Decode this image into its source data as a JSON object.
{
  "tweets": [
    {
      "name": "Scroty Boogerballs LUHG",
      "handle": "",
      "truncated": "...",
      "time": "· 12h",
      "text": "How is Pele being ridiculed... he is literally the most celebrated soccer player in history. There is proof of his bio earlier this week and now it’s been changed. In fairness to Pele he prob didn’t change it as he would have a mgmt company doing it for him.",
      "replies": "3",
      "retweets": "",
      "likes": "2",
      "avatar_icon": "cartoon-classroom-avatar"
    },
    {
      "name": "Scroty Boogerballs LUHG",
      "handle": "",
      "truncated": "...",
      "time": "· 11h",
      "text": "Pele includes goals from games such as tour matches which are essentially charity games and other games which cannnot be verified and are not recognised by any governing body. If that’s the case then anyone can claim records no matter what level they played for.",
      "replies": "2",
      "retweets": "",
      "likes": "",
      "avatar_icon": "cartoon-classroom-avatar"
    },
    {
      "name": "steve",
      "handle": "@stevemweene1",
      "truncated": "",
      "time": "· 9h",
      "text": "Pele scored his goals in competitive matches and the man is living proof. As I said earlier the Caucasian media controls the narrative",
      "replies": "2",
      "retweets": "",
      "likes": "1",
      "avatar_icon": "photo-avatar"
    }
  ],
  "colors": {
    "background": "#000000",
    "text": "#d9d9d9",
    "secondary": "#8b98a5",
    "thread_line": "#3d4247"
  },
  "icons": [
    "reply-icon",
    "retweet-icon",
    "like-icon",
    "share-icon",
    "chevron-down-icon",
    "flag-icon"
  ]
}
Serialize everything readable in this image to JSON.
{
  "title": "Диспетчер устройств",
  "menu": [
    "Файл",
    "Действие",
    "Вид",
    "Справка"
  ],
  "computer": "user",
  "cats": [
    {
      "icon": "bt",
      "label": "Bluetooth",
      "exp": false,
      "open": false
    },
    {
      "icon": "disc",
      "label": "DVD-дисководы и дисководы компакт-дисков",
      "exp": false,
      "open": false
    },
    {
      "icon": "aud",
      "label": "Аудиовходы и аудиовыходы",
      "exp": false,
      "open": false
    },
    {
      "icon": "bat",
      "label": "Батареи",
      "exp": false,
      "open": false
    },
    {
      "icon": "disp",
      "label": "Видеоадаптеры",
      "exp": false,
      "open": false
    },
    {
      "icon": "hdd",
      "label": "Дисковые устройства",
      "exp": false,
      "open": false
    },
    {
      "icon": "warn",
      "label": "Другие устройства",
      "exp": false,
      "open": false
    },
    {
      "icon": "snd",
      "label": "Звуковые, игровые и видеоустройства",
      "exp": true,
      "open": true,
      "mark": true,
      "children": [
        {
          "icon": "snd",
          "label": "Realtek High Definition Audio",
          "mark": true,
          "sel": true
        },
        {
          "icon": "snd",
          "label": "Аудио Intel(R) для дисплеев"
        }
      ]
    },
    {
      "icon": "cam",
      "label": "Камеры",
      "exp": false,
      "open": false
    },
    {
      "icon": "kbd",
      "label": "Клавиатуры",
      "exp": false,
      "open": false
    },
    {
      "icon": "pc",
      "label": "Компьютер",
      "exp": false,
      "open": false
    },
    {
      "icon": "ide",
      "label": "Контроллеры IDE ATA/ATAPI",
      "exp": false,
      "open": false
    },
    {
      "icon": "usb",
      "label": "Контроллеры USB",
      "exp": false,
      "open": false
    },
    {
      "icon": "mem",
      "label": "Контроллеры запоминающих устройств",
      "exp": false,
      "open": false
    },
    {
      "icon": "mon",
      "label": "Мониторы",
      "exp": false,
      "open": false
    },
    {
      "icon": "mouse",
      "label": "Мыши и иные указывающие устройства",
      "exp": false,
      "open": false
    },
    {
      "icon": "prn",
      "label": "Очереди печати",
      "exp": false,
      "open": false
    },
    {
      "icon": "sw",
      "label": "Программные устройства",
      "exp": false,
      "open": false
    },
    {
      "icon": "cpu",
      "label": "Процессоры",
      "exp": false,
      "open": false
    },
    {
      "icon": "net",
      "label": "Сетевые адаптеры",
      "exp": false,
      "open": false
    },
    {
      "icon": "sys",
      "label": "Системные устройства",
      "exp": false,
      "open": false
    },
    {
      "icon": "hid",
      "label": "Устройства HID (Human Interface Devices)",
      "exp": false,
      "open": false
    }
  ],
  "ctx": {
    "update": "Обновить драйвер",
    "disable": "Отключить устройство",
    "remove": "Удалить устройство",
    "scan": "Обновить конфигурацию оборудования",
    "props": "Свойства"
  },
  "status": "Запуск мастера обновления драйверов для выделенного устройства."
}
_ _ _ _ _
> _Directions for this task_: Determine how many lines contain the word "proof" and reply with that number alone.

> _Output for this exercise_: 2